◆ **Stated task**
Select lines where the word "this" appears.

◆ **Records to process**
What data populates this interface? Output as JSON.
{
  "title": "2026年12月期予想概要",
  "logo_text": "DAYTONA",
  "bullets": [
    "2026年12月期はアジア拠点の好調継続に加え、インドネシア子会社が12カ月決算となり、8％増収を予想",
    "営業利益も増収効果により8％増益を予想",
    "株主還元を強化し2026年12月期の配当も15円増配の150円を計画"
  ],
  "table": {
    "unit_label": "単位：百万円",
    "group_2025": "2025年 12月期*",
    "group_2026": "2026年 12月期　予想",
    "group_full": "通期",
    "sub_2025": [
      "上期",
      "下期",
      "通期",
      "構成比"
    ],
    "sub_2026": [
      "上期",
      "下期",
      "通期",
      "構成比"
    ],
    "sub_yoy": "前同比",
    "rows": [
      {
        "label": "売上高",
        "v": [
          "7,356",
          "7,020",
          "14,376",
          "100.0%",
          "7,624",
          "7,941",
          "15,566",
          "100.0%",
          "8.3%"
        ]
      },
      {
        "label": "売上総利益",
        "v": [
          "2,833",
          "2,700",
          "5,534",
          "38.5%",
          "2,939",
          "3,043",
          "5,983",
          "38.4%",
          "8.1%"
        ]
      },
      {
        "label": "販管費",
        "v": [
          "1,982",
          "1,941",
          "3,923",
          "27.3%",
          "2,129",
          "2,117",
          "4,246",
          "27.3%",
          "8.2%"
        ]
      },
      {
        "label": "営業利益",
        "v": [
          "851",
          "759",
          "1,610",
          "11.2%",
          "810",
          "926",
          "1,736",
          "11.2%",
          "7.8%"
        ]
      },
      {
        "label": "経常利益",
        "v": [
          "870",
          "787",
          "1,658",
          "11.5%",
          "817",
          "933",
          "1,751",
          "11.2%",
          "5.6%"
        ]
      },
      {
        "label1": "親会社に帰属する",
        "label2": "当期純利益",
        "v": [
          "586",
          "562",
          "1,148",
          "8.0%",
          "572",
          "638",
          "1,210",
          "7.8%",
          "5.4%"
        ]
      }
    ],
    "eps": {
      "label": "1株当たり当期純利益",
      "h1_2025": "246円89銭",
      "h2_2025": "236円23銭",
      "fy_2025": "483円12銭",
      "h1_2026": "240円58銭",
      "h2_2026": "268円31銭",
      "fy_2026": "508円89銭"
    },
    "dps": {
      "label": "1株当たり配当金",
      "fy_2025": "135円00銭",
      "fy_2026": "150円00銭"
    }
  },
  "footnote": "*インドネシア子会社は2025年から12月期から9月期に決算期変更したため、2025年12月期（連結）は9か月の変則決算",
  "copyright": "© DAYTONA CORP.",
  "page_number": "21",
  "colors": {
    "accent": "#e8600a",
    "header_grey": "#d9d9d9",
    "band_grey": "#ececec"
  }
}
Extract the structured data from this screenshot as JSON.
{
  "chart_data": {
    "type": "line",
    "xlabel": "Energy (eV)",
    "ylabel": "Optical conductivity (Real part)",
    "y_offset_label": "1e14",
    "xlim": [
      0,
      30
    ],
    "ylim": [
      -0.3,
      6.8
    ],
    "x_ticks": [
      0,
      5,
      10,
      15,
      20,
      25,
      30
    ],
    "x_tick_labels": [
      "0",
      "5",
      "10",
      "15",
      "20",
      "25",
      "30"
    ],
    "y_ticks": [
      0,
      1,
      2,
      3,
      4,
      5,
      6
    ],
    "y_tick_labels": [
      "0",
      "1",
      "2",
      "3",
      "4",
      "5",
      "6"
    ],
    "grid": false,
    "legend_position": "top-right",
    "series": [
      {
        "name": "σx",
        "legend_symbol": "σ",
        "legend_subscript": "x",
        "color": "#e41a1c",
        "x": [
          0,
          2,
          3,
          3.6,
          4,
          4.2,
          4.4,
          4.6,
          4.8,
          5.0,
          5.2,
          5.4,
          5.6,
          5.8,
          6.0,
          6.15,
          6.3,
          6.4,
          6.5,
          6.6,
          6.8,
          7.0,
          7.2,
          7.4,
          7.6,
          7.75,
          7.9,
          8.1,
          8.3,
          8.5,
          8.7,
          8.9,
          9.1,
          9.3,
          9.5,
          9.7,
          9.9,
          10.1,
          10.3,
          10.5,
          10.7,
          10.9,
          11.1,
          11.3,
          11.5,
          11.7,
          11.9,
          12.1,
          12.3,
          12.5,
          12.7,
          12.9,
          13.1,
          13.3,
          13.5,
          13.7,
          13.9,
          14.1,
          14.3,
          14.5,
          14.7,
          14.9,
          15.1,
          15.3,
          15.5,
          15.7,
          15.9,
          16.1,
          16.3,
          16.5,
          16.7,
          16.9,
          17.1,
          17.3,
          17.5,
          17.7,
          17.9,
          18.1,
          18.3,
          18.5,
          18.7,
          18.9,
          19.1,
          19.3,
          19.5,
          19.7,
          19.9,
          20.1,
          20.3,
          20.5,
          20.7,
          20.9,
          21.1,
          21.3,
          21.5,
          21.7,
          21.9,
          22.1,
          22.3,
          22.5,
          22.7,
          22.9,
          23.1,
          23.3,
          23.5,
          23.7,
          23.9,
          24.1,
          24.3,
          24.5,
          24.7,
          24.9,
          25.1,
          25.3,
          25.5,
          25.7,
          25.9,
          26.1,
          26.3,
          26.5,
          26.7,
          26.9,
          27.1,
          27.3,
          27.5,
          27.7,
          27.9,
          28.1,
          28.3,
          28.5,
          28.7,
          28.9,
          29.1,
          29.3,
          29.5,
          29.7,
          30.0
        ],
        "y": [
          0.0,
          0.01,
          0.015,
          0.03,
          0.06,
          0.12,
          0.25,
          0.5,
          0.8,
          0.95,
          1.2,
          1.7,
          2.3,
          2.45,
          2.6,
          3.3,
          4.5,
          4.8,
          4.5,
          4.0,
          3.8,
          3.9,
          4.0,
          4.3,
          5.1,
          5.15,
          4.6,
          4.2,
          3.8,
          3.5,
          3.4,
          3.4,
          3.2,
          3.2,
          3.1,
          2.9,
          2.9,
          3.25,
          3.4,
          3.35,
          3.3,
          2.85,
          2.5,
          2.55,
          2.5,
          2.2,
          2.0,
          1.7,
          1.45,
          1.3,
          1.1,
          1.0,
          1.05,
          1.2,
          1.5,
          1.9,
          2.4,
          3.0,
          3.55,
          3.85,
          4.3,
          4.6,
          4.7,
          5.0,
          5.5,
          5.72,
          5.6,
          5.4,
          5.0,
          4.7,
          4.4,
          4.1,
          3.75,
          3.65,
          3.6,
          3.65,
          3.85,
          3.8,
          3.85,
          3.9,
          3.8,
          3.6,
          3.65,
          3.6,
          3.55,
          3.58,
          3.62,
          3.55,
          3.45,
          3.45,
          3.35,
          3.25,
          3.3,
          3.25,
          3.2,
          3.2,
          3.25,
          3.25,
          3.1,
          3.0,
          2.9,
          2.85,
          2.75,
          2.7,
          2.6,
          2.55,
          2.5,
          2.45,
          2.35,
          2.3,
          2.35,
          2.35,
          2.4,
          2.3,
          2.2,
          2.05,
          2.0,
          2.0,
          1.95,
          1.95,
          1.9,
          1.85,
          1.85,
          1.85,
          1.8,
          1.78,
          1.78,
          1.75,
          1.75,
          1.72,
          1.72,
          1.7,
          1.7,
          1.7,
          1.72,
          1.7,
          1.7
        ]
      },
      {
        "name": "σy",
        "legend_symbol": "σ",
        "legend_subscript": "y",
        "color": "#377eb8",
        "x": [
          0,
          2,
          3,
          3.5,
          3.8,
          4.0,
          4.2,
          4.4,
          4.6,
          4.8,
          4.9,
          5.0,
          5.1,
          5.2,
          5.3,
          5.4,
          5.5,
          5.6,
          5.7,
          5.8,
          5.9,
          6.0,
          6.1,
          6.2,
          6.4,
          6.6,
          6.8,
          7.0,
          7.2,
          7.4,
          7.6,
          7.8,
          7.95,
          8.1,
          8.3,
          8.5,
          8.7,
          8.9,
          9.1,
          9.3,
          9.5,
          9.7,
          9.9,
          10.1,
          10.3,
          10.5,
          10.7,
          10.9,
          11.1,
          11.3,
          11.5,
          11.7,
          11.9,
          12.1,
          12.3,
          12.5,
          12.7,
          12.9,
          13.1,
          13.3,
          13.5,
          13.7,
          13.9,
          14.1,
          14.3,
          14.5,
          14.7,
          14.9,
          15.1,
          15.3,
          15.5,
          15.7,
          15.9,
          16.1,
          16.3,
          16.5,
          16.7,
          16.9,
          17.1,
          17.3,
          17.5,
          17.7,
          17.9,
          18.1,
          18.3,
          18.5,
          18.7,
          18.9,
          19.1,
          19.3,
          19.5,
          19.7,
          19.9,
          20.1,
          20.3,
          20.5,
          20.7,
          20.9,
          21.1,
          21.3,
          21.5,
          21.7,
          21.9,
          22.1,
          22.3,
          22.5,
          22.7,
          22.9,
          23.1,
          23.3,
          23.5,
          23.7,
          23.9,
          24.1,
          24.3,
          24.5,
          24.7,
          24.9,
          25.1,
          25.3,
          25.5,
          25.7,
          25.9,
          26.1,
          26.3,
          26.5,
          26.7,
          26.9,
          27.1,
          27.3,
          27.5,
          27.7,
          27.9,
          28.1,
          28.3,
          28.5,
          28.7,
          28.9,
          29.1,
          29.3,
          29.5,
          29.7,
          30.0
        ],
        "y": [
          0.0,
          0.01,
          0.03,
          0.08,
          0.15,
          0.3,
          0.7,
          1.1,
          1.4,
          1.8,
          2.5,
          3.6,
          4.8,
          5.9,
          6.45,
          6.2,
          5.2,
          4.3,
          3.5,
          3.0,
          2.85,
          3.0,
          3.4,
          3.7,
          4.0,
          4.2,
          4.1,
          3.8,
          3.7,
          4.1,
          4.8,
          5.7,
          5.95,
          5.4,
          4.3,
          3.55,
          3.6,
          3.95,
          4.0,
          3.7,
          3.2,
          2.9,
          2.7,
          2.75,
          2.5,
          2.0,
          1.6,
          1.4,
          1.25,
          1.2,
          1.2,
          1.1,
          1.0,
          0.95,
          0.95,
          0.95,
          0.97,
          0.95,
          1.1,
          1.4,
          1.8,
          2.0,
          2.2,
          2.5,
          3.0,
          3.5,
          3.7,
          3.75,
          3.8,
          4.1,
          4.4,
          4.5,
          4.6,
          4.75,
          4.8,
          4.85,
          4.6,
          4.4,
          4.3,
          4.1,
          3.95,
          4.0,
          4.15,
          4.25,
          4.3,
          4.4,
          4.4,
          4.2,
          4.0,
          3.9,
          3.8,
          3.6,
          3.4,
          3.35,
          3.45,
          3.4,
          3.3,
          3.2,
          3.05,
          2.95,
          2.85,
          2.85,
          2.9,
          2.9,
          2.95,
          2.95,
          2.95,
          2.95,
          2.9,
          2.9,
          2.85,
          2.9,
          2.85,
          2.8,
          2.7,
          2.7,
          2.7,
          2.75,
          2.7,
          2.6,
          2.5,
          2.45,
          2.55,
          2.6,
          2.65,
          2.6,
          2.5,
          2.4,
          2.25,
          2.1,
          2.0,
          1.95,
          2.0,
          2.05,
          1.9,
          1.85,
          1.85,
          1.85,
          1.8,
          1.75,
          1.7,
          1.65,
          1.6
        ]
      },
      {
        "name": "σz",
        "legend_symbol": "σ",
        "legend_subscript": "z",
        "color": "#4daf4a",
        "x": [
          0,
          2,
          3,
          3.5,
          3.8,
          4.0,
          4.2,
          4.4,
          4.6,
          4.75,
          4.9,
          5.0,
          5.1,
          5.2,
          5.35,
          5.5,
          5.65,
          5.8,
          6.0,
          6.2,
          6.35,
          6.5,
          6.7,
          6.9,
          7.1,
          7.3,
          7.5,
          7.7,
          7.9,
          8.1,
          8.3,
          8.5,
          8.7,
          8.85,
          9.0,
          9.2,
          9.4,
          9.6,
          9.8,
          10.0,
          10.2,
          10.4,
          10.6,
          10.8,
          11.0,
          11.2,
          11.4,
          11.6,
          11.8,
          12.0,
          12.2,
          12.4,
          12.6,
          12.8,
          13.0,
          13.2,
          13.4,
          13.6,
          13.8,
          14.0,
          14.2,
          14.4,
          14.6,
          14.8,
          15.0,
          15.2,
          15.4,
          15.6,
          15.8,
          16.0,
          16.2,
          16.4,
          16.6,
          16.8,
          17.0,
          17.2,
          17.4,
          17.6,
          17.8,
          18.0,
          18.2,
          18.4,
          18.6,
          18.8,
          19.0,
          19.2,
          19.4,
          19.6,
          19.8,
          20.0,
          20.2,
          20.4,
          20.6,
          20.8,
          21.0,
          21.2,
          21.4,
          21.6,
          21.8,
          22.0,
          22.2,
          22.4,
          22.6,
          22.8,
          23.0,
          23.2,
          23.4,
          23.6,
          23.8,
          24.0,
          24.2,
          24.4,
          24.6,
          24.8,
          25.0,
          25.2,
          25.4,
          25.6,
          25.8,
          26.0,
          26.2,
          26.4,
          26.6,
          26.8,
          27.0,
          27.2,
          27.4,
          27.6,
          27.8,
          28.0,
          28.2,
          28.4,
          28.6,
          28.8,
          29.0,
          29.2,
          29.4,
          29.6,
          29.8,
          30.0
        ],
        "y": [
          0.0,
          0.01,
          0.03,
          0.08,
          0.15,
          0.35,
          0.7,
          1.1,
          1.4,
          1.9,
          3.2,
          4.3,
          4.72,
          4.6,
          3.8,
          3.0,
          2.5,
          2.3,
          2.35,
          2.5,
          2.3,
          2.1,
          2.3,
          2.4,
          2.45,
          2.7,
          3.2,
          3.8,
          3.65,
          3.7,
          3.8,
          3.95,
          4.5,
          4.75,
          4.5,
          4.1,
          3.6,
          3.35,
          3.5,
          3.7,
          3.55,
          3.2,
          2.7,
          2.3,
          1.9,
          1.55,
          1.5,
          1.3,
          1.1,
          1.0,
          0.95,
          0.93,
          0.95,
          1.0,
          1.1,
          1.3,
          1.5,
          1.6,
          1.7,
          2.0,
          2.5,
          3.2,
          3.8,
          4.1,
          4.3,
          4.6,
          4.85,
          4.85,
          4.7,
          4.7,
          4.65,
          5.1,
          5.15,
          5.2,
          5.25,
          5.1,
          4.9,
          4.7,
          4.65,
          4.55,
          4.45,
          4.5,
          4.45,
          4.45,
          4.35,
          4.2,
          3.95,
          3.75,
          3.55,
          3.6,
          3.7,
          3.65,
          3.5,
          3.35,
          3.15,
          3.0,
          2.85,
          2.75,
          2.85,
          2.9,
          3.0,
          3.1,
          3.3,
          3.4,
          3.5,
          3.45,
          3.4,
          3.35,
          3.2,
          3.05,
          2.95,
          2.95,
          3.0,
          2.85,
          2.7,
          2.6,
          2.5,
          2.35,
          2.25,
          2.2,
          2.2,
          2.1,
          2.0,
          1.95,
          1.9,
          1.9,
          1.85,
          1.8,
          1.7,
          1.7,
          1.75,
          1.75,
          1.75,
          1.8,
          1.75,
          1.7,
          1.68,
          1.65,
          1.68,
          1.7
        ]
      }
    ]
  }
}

◆ **Output of the task**
What data populates this interface? Output as JSON.
Extract the structured data from this screenshot as JSON.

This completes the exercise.